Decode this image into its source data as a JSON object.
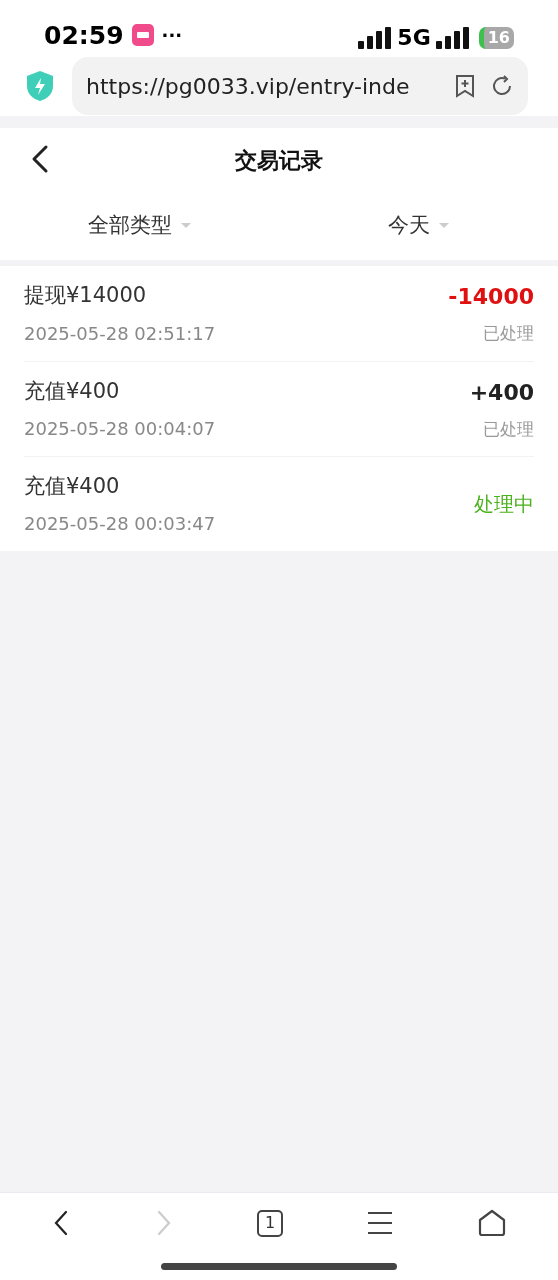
{
  "status_bar": {
    "time": "02:59",
    "more": "···",
    "network": "5G",
    "battery": "16"
  },
  "address_bar": {
    "url": "https://pg0033.vip/entry-inde"
  },
  "header": {
    "title": "交易记录"
  },
  "filters": [
    {
      "label": "全部类型"
    },
    {
      "label": "今天"
    }
  ],
  "transactions": [
    {
      "title": "提现¥14000",
      "date": "2025-05-28 02:51:17",
      "amount": "-14000",
      "kind": "withdrawal",
      "status": "已处理",
      "pending": false
    },
    {
      "title": "充值¥400",
      "date": "2025-05-28 00:04:07",
      "amount": "+400",
      "kind": "deposit",
      "status": "已处理",
      "pending": false
    },
    {
      "title": "充值¥400",
      "date": "2025-05-28 00:03:47",
      "status": "处理中",
      "pending": true
    }
  ],
  "toolbar": {
    "forward_disabled": true,
    "tab_count": "1"
  }
}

Exercise directions ▸ Give the data again exactly as written, with all pictures left out.

Finished answer ▸
Decode this image into its source data as a JSON object.
{
  "status_bar": {
    "time": "02:59",
    "more": "···",
    "network": "5G",
    "battery": "16"
  },
  "address_bar": {
    "url": "https://pg0033.vip/entry-inde"
  },
  "header": {
    "title": "交易记录"
  },
  "filters": [
    {
      "label": "全部类型"
    },
    {
      "label": "今天"
    }
  ],
  "transactions": [
    {
      "title": "提现¥14000",
      "date": "2025-05-28 02:51:17",
      "amount": "-14000",
      "kind": "withdrawal",
      "status": "已处理",
      "pending": false
    },
    {
      "title": "充值¥400",
      "date": "2025-05-28 00:04:07",
      "amount": "+400",
      "kind": "deposit",
      "status": "已处理",
      "pending": false
    },
    {
      "title": "充值¥400",
      "date": "2025-05-28 00:03:47",
      "status": "处理中",
      "pending": true
    }
  ],
  "toolbar": {
    "forward_disabled": true,
    "tab_count": "1"
  }
}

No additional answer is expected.